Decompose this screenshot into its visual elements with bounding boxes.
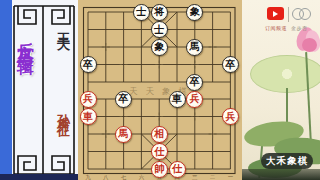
logo-divider <box>288 7 289 22</box>
video-frame: 反宫马专辑 王天一 孙勇征 天天象棋九八七六五四三二一 士将象士象馬卒卒卒卒車兵… <box>0 0 320 180</box>
lotus-flower-icon <box>302 38 317 52</box>
xiangqi-piece-red-車[interactable]: 車 <box>80 108 97 125</box>
play-triangle-icon <box>273 11 278 17</box>
xiangqi-piece-black-卒[interactable]: 卒 <box>186 74 203 91</box>
left-banner: 反宫马专辑 王天一 孙勇征 <box>0 0 78 180</box>
svg-text:八: 八 <box>103 174 109 180</box>
banner-bottom-strip <box>0 174 78 180</box>
lotus-leaf-icon <box>250 55 320 93</box>
svg-text:三: 三 <box>192 174 198 180</box>
xiangqi-piece-black-卒[interactable]: 卒 <box>80 56 97 73</box>
channel-name-badge: 大禾象棋 <box>261 153 313 169</box>
svg-text:天天象棋: 天天象棋 <box>129 86 195 96</box>
youtube-icon <box>267 7 284 20</box>
xiangqi-board[interactable]: 天天象棋九八七六五四三二一 士将象士象馬卒卒卒卒車兵兵車兵馬相仕帥仕 <box>78 0 242 180</box>
xiangqi-piece-red-仕[interactable]: 仕 <box>169 161 186 178</box>
xiangqi-piece-black-卒[interactable]: 卒 <box>222 56 239 73</box>
svg-text:七: 七 <box>121 174 127 180</box>
series-title: 反宫马专辑 <box>14 28 37 48</box>
xiangqi-piece-black-将[interactable]: 将 <box>151 4 168 21</box>
xiangqi-piece-red-兵[interactable]: 兵 <box>222 108 239 125</box>
xiangqi-piece-black-馬[interactable]: 馬 <box>186 39 203 56</box>
right-panel: 订阅频道 金步否 大禾象棋 <box>242 0 320 180</box>
xiangqi-piece-red-仕[interactable]: 仕 <box>151 143 168 160</box>
xiangqi-piece-black-象[interactable]: 象 <box>186 4 203 21</box>
xiangqi-piece-black-卒[interactable]: 卒 <box>115 91 132 108</box>
player-name-top: 王天一 <box>54 22 72 40</box>
xiangqi-piece-black-象[interactable]: 象 <box>151 39 168 56</box>
xiangqi-piece-red-兵[interactable]: 兵 <box>186 91 203 108</box>
pond-shadow <box>242 169 320 180</box>
xiangqi-piece-red-帥[interactable]: 帥 <box>151 161 168 178</box>
xiangqi-piece-red-兵[interactable]: 兵 <box>80 91 97 108</box>
xiangqi-piece-red-相[interactable]: 相 <box>151 126 168 143</box>
logo-caption: 金步否 <box>291 25 308 31</box>
svg-text:一: 一 <box>228 174 234 180</box>
subscribe-caption: 订阅频道 <box>265 25 287 31</box>
xiangqi-piece-black-車[interactable]: 車 <box>169 91 186 108</box>
svg-text:九: 九 <box>85 174 91 180</box>
xiangqi-piece-red-馬[interactable]: 馬 <box>115 126 132 143</box>
xiangqi-piece-black-士[interactable]: 士 <box>133 4 150 21</box>
channel-rings-icon <box>299 8 311 20</box>
player-name-bottom: 孙勇征 <box>54 104 72 119</box>
svg-text:六: 六 <box>139 174 145 180</box>
xiangqi-piece-black-士[interactable]: 士 <box>151 21 168 38</box>
svg-text:二: 二 <box>210 174 216 180</box>
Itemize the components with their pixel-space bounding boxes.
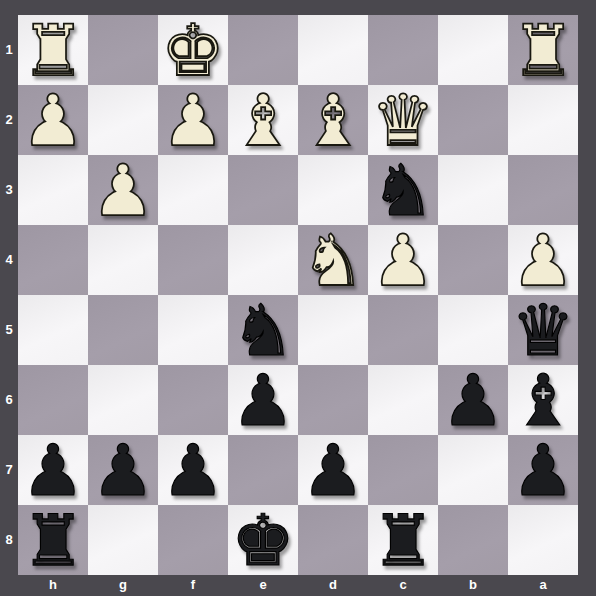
square-g6[interactable] <box>88 365 158 435</box>
square-d7[interactable]: ♟ <box>298 435 368 505</box>
square-h8[interactable]: ♜ <box>18 505 88 575</box>
square-a3[interactable] <box>508 155 578 225</box>
square-h3[interactable] <box>18 155 88 225</box>
piece-black-rook: ♜ <box>362 499 445 582</box>
chess-board: ♜♚♜♟♟♝♝♛♟♞♞♟♟♞♛♟♟♝♟♟♟♟♟♜♚♜ <box>18 15 578 575</box>
square-c3[interactable]: ♞ <box>368 155 438 225</box>
square-f4[interactable] <box>158 225 228 295</box>
square-g1[interactable] <box>88 15 158 85</box>
square-b7[interactable] <box>438 435 508 505</box>
square-e5[interactable]: ♞ <box>228 295 298 365</box>
square-a4[interactable]: ♟ <box>508 225 578 295</box>
square-g2[interactable] <box>88 85 158 155</box>
square-h4[interactable] <box>18 225 88 295</box>
square-f6[interactable] <box>158 365 228 435</box>
square-e7[interactable] <box>228 435 298 505</box>
square-g3[interactable]: ♟ <box>88 155 158 225</box>
square-a6[interactable]: ♝ <box>508 365 578 435</box>
square-b3[interactable] <box>438 155 508 225</box>
square-d1[interactable] <box>298 15 368 85</box>
square-c4[interactable]: ♟ <box>368 225 438 295</box>
square-b8[interactable] <box>438 505 508 575</box>
square-e1[interactable] <box>228 15 298 85</box>
file-label-f: f <box>158 575 228 596</box>
piece-white-pawn: ♟ <box>82 149 165 232</box>
square-b5[interactable] <box>438 295 508 365</box>
square-g8[interactable] <box>88 505 158 575</box>
square-c1[interactable] <box>368 15 438 85</box>
file-label-a: a <box>508 575 578 596</box>
rank-label-6: 6 <box>0 365 18 435</box>
square-b6[interactable]: ♟ <box>438 365 508 435</box>
square-a2[interactable] <box>508 85 578 155</box>
piece-black-pawn: ♟ <box>502 429 585 512</box>
piece-white-rook: ♜ <box>502 9 585 92</box>
square-f8[interactable] <box>158 505 228 575</box>
square-b1[interactable] <box>438 15 508 85</box>
square-e4[interactable] <box>228 225 298 295</box>
square-g5[interactable] <box>88 295 158 365</box>
square-c5[interactable] <box>368 295 438 365</box>
square-e8[interactable]: ♚ <box>228 505 298 575</box>
piece-black-rook: ♜ <box>12 499 95 582</box>
square-h5[interactable] <box>18 295 88 365</box>
square-e6[interactable]: ♟ <box>228 365 298 435</box>
rank-label-3: 3 <box>0 155 18 225</box>
square-b4[interactable] <box>438 225 508 295</box>
file-label-b: b <box>438 575 508 596</box>
square-h1[interactable]: ♜ <box>18 15 88 85</box>
file-label-e: e <box>228 575 298 596</box>
file-label-d: d <box>298 575 368 596</box>
piece-black-king: ♚ <box>222 499 305 582</box>
square-a8[interactable] <box>508 505 578 575</box>
square-f1[interactable]: ♚ <box>158 15 228 85</box>
square-h6[interactable] <box>18 365 88 435</box>
square-c8[interactable]: ♜ <box>368 505 438 575</box>
square-d2[interactable]: ♝ <box>298 85 368 155</box>
square-f5[interactable] <box>158 295 228 365</box>
square-a7[interactable]: ♟ <box>508 435 578 505</box>
rank-label-4: 4 <box>0 225 18 295</box>
file-label-c: c <box>368 575 438 596</box>
file-label-h: h <box>18 575 88 596</box>
square-h7[interactable]: ♟ <box>18 435 88 505</box>
square-a5[interactable]: ♛ <box>508 295 578 365</box>
square-f3[interactable] <box>158 155 228 225</box>
file-label-g: g <box>88 575 158 596</box>
square-d4[interactable]: ♞ <box>298 225 368 295</box>
square-f7[interactable]: ♟ <box>158 435 228 505</box>
square-d6[interactable] <box>298 365 368 435</box>
square-f2[interactable]: ♟ <box>158 85 228 155</box>
square-g7[interactable]: ♟ <box>88 435 158 505</box>
square-h2[interactable]: ♟ <box>18 85 88 155</box>
square-d3[interactable] <box>298 155 368 225</box>
piece-white-pawn: ♟ <box>362 219 445 302</box>
square-a1[interactable]: ♜ <box>508 15 578 85</box>
square-e2[interactable]: ♝ <box>228 85 298 155</box>
square-e3[interactable] <box>228 155 298 225</box>
rank-label-5: 5 <box>0 295 18 365</box>
square-b2[interactable] <box>438 85 508 155</box>
square-c7[interactable] <box>368 435 438 505</box>
file-labels: hgfedcba <box>18 575 578 596</box>
square-c2[interactable]: ♛ <box>368 85 438 155</box>
square-d8[interactable] <box>298 505 368 575</box>
chess-board-frame: 12345678 ♜♚♜♟♟♝♝♛♟♞♞♟♟♞♛♟♟♝♟♟♟♟♟♜♚♜ hgfe… <box>0 0 596 596</box>
square-g4[interactable] <box>88 225 158 295</box>
square-c6[interactable] <box>368 365 438 435</box>
square-d5[interactable] <box>298 295 368 365</box>
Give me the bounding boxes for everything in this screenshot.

■ ■ ■ ■ ■

* Exercise directions *
Rewrite the lines of the listing from the line containing "square-g6[interactable] <box>88 365" through the line containing "square-e7[interactable] <box>228 435", inclusive, with "piece-black-rook" changed to "piece-dark-rook" and nothing else altered. Return only those lines.

* Correct result *
square-g6[interactable] <box>88 365 158 435</box>
square-d7[interactable]: ♟ <box>298 435 368 505</box>
square-h8[interactable]: ♜ <box>18 505 88 575</box>
square-a3[interactable] <box>508 155 578 225</box>
square-h3[interactable] <box>18 155 88 225</box>
piece-dark-rook: ♜ <box>362 499 445 582</box>
chess-board: ♜♚♜♟♟♝♝♛♟♞♞♟♟♞♛♟♟♝♟♟♟♟♟♜♚♜ <box>18 15 578 575</box>
square-c3[interactable]: ♞ <box>368 155 438 225</box>
square-f4[interactable] <box>158 225 228 295</box>
square-g1[interactable] <box>88 15 158 85</box>
square-b7[interactable] <box>438 435 508 505</box>
square-e5[interactable]: ♞ <box>228 295 298 365</box>
square-a4[interactable]: ♟ <box>508 225 578 295</box>
square-g2[interactable] <box>88 85 158 155</box>
square-h4[interactable] <box>18 225 88 295</box>
square-f6[interactable] <box>158 365 228 435</box>
square-e7[interactable] <box>228 435 298 505</box>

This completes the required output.